*Exercise input*.
[BEGIN]
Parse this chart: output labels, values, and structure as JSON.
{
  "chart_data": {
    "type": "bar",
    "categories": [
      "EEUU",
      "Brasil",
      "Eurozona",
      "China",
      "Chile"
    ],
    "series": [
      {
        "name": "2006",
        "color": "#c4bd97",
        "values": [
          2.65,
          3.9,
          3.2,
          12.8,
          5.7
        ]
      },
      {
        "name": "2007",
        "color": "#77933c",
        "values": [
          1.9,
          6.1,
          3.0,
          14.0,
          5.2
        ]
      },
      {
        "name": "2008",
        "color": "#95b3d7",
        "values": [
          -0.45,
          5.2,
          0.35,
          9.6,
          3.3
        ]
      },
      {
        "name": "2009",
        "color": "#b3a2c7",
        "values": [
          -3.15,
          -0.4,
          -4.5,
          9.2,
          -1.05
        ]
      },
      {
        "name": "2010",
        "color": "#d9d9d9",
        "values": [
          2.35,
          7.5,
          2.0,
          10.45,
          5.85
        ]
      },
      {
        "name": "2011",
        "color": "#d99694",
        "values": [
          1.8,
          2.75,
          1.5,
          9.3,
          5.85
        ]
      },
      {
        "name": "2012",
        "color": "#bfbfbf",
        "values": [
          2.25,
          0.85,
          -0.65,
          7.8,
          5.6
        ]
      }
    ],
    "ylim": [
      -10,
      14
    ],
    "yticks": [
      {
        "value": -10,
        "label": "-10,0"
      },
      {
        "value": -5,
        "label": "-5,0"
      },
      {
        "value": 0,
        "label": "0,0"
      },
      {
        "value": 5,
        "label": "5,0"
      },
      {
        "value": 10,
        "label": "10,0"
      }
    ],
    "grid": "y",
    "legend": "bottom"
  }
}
[END]
Above are some records. Print them all exactly.

Parse this chart: output labels, values, and structure as JSON.
{
  "chart_data": {
    "type": "bar",
    "categories": [
      "EEUU",
      "Brasil",
      "Eurozona",
      "China",
      "Chile"
    ],
    "series": [
      {
        "name": "2006",
        "color": "#c4bd97",
        "values": [
          2.65,
          3.9,
          3.2,
          12.8,
          5.7
        ]
      },
      {
        "name": "2007",
        "color": "#77933c",
        "values": [
          1.9,
          6.1,
          3.0,
          14.0,
          5.2
        ]
      },
      {
        "name": "2008",
        "color": "#95b3d7",
        "values": [
          -0.45,
          5.2,
          0.35,
          9.6,
          3.3
        ]
      },
      {
        "name": "2009",
        "color": "#b3a2c7",
        "values": [
          -3.15,
          -0.4,
          -4.5,
          9.2,
          -1.05
        ]
      },
      {
        "name": "2010",
        "color": "#d9d9d9",
        "values": [
          2.35,
          7.5,
          2.0,
          10.45,
          5.85
        ]
      },
      {
        "name": "2011",
        "color": "#d99694",
        "values": [
          1.8,
          2.75,
          1.5,
          9.3,
          5.85
        ]
      },
      {
        "name": "2012",
        "color": "#bfbfbf",
        "values": [
          2.25,
          0.85,
          -0.65,
          7.8,
          5.6
        ]
      }
    ],
    "ylim": [
      -10,
      14
    ],
    "yticks": [
      {
        "value": -10,
        "label": "-10,0"
      },
      {
        "value": -5,
        "label": "-5,0"
      },
      {
        "value": 0,
        "label": "0,0"
      },
      {
        "value": 5,
        "label": "5,0"
      },
      {
        "value": 10,
        "label": "10,0"
      }
    ],
    "grid": "y",
    "legend": "bottom"
  }
}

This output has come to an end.